## Records to process
◇ ◇ ◇ ◇ ◇

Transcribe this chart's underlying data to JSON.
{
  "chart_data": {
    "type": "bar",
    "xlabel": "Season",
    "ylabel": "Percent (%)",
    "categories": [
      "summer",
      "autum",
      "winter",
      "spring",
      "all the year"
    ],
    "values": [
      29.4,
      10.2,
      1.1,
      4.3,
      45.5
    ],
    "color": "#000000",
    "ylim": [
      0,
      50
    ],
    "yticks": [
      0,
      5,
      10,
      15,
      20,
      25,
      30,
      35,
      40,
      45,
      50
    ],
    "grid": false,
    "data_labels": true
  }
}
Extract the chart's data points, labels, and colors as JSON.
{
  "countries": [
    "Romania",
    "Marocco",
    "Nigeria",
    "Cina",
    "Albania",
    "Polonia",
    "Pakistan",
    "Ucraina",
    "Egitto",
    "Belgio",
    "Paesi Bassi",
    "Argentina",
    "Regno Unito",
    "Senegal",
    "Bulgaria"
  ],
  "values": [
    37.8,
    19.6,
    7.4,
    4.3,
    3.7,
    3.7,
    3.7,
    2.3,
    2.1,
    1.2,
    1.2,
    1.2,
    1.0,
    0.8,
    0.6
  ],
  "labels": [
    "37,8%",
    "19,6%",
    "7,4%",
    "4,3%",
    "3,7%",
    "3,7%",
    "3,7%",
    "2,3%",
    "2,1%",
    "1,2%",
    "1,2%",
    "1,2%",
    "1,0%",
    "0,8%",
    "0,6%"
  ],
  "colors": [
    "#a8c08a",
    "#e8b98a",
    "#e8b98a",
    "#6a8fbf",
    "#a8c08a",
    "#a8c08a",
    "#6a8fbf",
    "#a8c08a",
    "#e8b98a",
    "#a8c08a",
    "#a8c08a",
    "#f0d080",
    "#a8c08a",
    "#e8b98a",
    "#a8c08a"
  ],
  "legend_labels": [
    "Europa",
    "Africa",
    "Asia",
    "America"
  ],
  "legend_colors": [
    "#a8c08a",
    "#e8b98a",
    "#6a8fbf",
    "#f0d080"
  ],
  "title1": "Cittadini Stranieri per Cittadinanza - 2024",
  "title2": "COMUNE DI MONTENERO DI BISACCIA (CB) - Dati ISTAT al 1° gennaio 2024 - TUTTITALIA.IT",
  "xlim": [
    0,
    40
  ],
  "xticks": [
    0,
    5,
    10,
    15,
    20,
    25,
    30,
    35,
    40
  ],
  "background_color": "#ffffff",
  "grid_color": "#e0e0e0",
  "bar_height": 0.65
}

◇ ◇ ◇ ◇ ◇

## Task statement
Set down all of the records shown above once more, exactly.

## The response
Transcribe this chart's underlying data to JSON.
{
  "chart_data": {
    "type": "bar",
    "xlabel": "Season",
    "ylabel": "Percent (%)",
    "categories": [
      "summer",
      "autum",
      "winter",
      "spring",
      "all the year"
    ],
    "values": [
      29.4,
      10.2,
      1.1,
      4.3,
      45.5
    ],
    "color": "#000000",
    "ylim": [
      0,
      50
    ],
    "yticks": [
      0,
      5,
      10,
      15,
      20,
      25,
      30,
      35,
      40,
      45,
      50
    ],
    "grid": false,
    "data_labels": true
  }
}
Extract the chart's data points, labels, and colors as JSON.
{
  "countries": [
    "Romania",
    "Marocco",
    "Nigeria",
    "Cina",
    "Albania",
    "Polonia",
    "Pakistan",
    "Ucraina",
    "Egitto",
    "Belgio",
    "Paesi Bassi",
    "Argentina",
    "Regno Unito",
    "Senegal",
    "Bulgaria"
  ],
  "values": [
    37.8,
    19.6,
    7.4,
    4.3,
    3.7,
    3.7,
    3.7,
    2.3,
    2.1,
    1.2,
    1.2,
    1.2,
    1.0,
    0.8,
    0.6
  ],
  "labels": [
    "37,8%",
    "19,6%",
    "7,4%",
    "4,3%",
    "3,7%",
    "3,7%",
    "3,7%",
    "2,3%",
    "2,1%",
    "1,2%",
    "1,2%",
    "1,2%",
    "1,0%",
    "0,8%",
    "0,6%"
  ],
  "colors": [
    "#a8c08a",
    "#e8b98a",
    "#e8b98a",
    "#6a8fbf",
    "#a8c08a",
    "#a8c08a",
    "#6a8fbf",
    "#a8c08a",
    "#e8b98a",
    "#a8c08a",
    "#a8c08a",
    "#f0d080",
    "#a8c08a",
    "#e8b98a",
    "#a8c08a"
  ],
  "legend_labels": [
    "Europa",
    "Africa",
    "Asia",
    "America"
  ],
  "legend_colors": [
    "#a8c08a",
    "#e8b98a",
    "#6a8fbf",
    "#f0d080"
  ],
  "title1": "Cittadini Stranieri per Cittadinanza - 2024",
  "title2": "COMUNE DI MONTENERO DI BISACCIA (CB) - Dati ISTAT al 1° gennaio 2024 - TUTTITALIA.IT",
  "xlim": [
    0,
    40
  ],
  "xticks": [
    0,
    5,
    10,
    15,
    20,
    25,
    30,
    35,
    40
  ],
  "background_color": "#ffffff",
  "grid_color": "#e0e0e0",
  "bar_height": 0.65
}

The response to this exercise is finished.